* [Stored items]
- - -

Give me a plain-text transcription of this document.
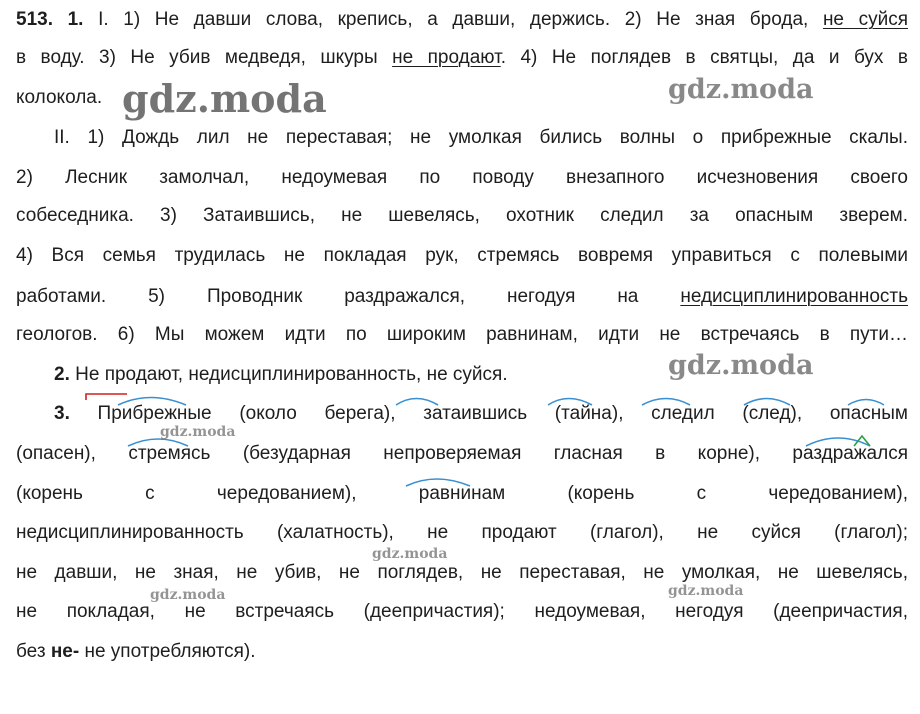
513. 1. I. 1) Не давши слова, крепись, а давши, держись. 2) Не зная брода, не суйся
в воду. 3) Не убив медведя, шкуры не продают. 4) Не поглядев в святцы, да и бух в
колокола.
II. 1) Дождь лил не переставая; не умолкая бились волны о прибрежные скалы.
2) Лесник замолчал, недоумевая по поводу внезапного исчезновения своего
собеседника. 3) Затаившись, не шевелясь, охотник следил за опасным зверем.
4) Вся семья трудилась не покладая рук, стремясь вовремя управиться с полевыми
работами. 5) Проводник раздражался, негодуя на недисциплинированность
геологов. 6) Мы можем идти по широким равнинам, идти не встречаясь в пути…
2. Не продают, недисциплинированность, не суйся.
3. Прибрежные (около берега), затаившись (тайна), следил (след), опасным
(опасен), стремясь (безударная непроверяемая гласная в корне), раздражался
(корень с чередованием), равнинам (корень с чередованием),
недисциплинированность (халатность), не продают (глагол), не суйся (глагол);
не давши, не зная, не убив, не поглядев, не переставая, не умолкая, не шевелясь,
не покладая, не встречаясь (деепричастия); недоумевая, негодуя (деепричастия,
без не- не употребляются).
gdz.moda	gdz.moda
gdz.moda
gdz.moda
gdz.moda
gdz.moda	gdz.moda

- - -

* [Directive] Look through the data and gather every line with the string "зная" in it.

* [Complete output]
513. 1. I. 1) Не давши слова, крепись, а давши, держись. 2) Не зная брода, не суйся
не давши, не зная, не убив, не поглядев, не переставая, не умолкая, не шевелясь,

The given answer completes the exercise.